FIGURE 2. — **ARIA regulates macrophage foam cell formation.** A, quantitative analysis of the uptake of acetylated LDL. PMs isolated from WT or ARIA^−/− mice were treated with acetylated LDL conjugated with Alexa Fluor 488. Uptake of acetylated LDL was similar in PMs isolated from either WT or ARIA^−/− mice. *Bar*: 50 μm. #, NS (n = 12 each). B, foam cell formation assay. PMs isolated from WT or ARIA^−/− mice were treated with acetylated LDL, and their foam cell formation was evaluated by oil red-O (*ORO*) staining. PMs from ARIA^−/− mice showed significantly reduced foam cell formation as compared with that in PMs of WT mice. *, p < 0.05 (n = 4 each). *Bar*: 20 μm. C, foam cell formation of PMs. Treatment with PI3K inhibitor (LY294002) abolished the reduced foam cell formation in PMs from ARIA^−/− mice. *DMSO*, dimethyl sulfoxide. **, p < 0.01 and #, NS (n = 6 each). *Bar*: 20 μm. *Error bars* in all panels indicate mean ± S.E.

We then examined whether ARIA modifies ACAT-1 expression in macrophages. Because all the commercially available antibodies for ACAT-1 we used failed to detect endogenous ACAT-1 in PMs in our experiments, we analyzed the expression levels of retrovirus-mediated recombinant ACAT-1-FLAG in PMs. Genetic loss of ARIA caused a significant reduction in ACAT-1-FLAG protein expression in PMs, whereas mRNA expression of ACAT-1-FLAG was similar between PMs isolated from WT and ARIA^−/− mice (Fig. 3, A and B). We also confirmed that endogenous ACAT-1 mRNA as well as total ACAT-1 mRNA (includes both endogenous and exogenous mRNA) levels were similar between PMs isolated from WT and ARIA^−/− mice (Fig. 3B). Moreover, inhibition of PI3K abolished the reduction of ACAT-1-FLAG protein expression observed in PMs from ARIA^−/− mice (Fig. 3A). We further investigated the turnover of recombinant ACAT-1-FLAG expressed in PMs from WT or ARIA^−/− mice. ACAT-1-FLAG degradation was significantly accelerated in ARIA^−/− PMs as compared with that in WT PMs (Fig. 3, C and D). Of note, inhibition of PI3K abrogated the accelerated degradation of ACAT-1-FLAG in ARIA^−/− PMs (Fig. 3, C and D). These results strongly suggest that genetic loss of ARIA reduces ACAT-1 protein expression in PMs by accelerating its degradation due to enhanced PI3K/Akt signaling.

- [ENTRIES SUPPLIED]
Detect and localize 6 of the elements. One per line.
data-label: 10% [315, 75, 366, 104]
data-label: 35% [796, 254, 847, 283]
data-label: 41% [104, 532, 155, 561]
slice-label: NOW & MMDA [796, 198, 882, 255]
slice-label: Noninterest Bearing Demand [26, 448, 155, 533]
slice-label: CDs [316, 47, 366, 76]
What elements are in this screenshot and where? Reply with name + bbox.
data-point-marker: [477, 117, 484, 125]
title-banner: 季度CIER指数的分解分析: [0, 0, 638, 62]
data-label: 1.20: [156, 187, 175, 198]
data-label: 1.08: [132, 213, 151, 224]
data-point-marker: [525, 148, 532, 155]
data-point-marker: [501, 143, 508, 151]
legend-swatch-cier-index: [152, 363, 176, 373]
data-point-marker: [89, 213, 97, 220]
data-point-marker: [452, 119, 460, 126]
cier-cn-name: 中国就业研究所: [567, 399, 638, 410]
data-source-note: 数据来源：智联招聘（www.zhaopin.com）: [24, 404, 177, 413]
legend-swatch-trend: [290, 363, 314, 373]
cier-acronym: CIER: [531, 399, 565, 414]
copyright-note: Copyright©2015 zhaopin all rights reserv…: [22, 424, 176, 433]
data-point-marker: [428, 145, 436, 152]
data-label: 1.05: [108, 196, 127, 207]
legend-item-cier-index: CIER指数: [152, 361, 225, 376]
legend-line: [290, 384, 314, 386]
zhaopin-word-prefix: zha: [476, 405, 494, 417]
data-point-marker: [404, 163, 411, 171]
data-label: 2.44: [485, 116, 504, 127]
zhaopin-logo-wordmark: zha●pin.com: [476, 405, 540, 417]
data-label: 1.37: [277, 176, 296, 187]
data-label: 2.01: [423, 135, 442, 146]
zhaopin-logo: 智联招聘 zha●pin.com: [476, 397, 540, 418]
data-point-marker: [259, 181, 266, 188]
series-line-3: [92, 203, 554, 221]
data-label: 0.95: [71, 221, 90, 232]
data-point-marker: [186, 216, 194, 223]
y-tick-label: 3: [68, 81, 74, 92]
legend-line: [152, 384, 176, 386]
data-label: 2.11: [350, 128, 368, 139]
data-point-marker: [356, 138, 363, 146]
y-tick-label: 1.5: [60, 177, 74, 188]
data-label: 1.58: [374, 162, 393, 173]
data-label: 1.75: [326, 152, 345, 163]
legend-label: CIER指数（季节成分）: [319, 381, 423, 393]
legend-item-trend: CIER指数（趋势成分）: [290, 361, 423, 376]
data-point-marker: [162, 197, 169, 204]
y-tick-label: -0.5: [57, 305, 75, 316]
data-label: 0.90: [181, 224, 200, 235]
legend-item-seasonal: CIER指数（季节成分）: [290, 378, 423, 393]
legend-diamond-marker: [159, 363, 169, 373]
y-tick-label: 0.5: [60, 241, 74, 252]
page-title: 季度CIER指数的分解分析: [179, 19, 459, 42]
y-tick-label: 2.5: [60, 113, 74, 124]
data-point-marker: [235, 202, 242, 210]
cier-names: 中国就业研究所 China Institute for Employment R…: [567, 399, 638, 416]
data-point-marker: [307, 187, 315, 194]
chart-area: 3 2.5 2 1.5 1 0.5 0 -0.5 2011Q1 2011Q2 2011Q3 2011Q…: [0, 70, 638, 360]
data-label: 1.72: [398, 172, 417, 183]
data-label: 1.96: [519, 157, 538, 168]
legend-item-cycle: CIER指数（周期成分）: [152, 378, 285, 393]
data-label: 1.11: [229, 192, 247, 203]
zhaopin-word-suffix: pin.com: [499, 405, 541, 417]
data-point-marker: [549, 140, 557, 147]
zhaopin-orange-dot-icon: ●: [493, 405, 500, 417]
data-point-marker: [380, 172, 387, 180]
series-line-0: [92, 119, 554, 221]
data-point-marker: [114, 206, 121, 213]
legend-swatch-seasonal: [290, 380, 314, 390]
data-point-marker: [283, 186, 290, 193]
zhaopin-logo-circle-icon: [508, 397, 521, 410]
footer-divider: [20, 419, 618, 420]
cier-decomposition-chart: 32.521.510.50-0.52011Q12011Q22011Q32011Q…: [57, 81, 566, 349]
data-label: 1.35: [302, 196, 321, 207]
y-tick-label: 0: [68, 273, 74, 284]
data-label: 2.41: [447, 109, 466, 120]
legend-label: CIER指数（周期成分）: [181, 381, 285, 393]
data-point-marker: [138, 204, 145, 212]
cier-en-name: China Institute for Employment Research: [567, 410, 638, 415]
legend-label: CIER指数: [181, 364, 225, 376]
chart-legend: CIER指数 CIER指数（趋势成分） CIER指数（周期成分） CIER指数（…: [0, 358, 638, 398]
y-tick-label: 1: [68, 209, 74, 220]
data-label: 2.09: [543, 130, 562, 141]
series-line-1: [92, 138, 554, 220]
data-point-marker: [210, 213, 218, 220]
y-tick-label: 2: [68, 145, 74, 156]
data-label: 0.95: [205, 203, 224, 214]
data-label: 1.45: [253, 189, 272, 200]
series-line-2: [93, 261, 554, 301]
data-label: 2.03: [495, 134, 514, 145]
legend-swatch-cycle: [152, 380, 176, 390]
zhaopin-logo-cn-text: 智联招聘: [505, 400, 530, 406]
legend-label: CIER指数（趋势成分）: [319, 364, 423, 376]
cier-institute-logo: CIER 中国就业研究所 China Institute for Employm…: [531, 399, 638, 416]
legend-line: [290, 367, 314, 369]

- [EXERCISE REQUIREMENTS] Extend the passage on how ARIA affects foam cell formation and ACAT-1 in macrophages, starting right after its final sentence.

- [TASK ANSWER]
FIGURE 3. — **ARIA regulates ACAT-1 expression in macrophages.** A, immunoblotting for ACAT-1-FLAG. PMs isolated from ARIA^−/− mice exhibited reduced protein expression of ACAT-1-FLAG as compared with PMs of WT mice. **, p < 0.01 *versus* PMs of WT (n = 6 each). Of note, inhibition of PI3K by LY294002 abolished the reduction of ACAT-1 in PMs from ARIA^−/− mice. *DMSO*, dimethyl sulfoxide. B, mRNA expression of ACAT-1 was not different between PMs isolated from WT or ARIA-KO mice (n = 8 each). C, cycloheximide chase assay for recombinant ACAT-1-FLAG. PMs isolated from WT or ARIA^−/− mice were infected with ACAT-1-FLAG retrovirus and then treated with cycloheximide (50 μg/ml) in the presence or absence of PI3K inhibitor (LY294002; 5 μm) for the indicated times. Expression of ACAT-1-FLAG was analyzed by immunoblotting. D, cycloheximide chase assay. Quantitative analysis of ACAT-1-FLAG is shown. Degradation of ACAT-1-FLAG was significantly accelerated in PMs from ARIA^−/− mice. *, p < 0.05 and **, p < 0.01 (n = 4 each). Inhibition of PI3K by LY294002 abolished the accelerated degradation of ACAT-1-FLAG in ARIA^−/− macrophages. #, NS (n = 4 each). E, foam cell formation assay in RAW macrophages transfected with ARIA (*ARIA-OE*) or ACAT-1 (*ACAT1-OE*). ARIA-OE cells showed enhanced foam cell formation, as did ACAT1-OE cells. **, p < 0.01 (n = 6 each). Treatment with ACAT inhibitor completely abolished the enhanced foam cell formation in ARIA-OE cells as well as in ACAT1-OE cells. #, NS among groups. *Bar*: 50 μm. *Error bars* in A, B, D, and E indicate mean ± S.E.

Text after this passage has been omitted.